*GIVEN REQUEST*:
From the items below, extract every line that contains the string "menu". The match is case-sensitive.

*THE RECORDS*:
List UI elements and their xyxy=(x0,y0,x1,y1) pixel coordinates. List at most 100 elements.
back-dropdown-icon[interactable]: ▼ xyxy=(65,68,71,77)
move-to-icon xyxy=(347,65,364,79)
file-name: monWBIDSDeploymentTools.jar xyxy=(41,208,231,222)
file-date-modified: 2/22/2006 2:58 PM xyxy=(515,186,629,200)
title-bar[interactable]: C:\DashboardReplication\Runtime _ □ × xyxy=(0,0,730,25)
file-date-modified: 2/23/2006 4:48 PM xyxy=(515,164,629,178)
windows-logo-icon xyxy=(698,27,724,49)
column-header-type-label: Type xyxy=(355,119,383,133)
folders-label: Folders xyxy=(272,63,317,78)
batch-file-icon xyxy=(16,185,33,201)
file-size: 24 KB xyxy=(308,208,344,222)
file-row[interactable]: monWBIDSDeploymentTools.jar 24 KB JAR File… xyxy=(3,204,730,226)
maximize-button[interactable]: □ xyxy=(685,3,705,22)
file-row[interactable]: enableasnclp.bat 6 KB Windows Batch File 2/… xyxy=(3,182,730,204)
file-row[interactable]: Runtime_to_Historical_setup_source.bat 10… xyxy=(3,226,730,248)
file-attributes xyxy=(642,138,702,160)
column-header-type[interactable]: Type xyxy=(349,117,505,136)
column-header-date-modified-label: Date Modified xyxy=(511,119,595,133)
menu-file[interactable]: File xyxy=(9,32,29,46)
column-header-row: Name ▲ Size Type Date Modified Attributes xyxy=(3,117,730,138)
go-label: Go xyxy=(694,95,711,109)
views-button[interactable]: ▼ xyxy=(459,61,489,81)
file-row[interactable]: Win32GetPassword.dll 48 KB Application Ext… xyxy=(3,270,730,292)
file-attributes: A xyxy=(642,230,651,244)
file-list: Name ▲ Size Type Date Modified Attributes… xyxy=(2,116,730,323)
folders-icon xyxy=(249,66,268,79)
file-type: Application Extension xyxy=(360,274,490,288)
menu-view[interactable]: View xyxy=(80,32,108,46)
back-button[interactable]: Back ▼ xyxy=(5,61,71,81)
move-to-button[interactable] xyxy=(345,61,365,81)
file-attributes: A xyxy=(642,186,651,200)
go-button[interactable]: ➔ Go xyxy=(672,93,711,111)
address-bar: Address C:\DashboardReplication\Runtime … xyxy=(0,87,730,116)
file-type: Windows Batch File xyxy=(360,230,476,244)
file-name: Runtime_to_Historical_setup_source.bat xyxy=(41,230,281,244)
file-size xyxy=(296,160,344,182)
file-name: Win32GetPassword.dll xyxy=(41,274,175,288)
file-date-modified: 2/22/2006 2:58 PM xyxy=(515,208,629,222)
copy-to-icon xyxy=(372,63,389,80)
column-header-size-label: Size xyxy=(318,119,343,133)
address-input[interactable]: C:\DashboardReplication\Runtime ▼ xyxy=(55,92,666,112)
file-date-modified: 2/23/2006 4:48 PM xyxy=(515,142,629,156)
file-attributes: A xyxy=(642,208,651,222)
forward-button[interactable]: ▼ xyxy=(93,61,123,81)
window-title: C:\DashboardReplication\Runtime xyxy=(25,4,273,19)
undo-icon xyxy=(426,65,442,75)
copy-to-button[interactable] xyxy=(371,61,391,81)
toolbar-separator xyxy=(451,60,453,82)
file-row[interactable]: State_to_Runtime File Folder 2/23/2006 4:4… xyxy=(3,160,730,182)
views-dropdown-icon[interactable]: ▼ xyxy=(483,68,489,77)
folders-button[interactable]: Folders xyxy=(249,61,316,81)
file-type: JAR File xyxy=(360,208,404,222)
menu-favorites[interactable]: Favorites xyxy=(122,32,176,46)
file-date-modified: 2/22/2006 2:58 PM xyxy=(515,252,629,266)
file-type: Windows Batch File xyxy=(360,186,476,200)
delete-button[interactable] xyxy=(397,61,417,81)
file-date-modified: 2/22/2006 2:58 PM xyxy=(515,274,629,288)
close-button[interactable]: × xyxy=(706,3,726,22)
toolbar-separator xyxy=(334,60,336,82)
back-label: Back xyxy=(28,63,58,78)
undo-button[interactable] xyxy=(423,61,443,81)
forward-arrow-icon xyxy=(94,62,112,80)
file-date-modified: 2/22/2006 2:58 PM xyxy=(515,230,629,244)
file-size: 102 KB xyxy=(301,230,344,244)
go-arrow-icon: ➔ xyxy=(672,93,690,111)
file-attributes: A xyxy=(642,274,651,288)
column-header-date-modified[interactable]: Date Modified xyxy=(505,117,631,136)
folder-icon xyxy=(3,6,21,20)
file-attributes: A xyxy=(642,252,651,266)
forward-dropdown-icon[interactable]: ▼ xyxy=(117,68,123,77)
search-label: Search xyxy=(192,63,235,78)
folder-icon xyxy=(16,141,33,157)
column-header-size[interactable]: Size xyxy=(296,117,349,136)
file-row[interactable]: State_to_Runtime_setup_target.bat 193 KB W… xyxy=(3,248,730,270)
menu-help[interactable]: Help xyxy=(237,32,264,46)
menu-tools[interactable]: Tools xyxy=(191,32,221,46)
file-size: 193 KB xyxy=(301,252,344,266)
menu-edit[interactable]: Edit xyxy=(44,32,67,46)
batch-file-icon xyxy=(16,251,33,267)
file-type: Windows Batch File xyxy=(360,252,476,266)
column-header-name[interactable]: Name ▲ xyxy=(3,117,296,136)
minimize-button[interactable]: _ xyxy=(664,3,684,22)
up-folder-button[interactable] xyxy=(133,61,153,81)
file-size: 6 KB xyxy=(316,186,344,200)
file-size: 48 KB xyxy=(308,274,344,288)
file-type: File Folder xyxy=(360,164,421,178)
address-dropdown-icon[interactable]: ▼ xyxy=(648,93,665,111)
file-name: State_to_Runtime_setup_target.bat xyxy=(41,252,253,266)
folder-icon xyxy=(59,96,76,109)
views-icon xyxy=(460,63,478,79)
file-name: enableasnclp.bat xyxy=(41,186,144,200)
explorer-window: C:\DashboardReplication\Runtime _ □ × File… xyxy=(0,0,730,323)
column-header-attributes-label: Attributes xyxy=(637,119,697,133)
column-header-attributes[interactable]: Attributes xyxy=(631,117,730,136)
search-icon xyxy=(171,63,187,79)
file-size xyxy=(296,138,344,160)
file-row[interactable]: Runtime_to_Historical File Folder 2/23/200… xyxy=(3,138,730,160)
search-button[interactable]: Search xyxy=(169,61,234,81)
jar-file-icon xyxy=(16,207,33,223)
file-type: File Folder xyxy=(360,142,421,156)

*RESULT FOR THIS EXERCISE*:
menu-file[interactable]: File xyxy=(9,32,29,46)
menu-view[interactable]: View xyxy=(80,32,108,46)
menu-favorites[interactable]: Favorites xyxy=(122,32,176,46)
menu-help[interactable]: Help xyxy=(237,32,264,46)
menu-tools[interactable]: Tools xyxy=(191,32,221,46)
menu-edit[interactable]: Edit xyxy=(44,32,67,46)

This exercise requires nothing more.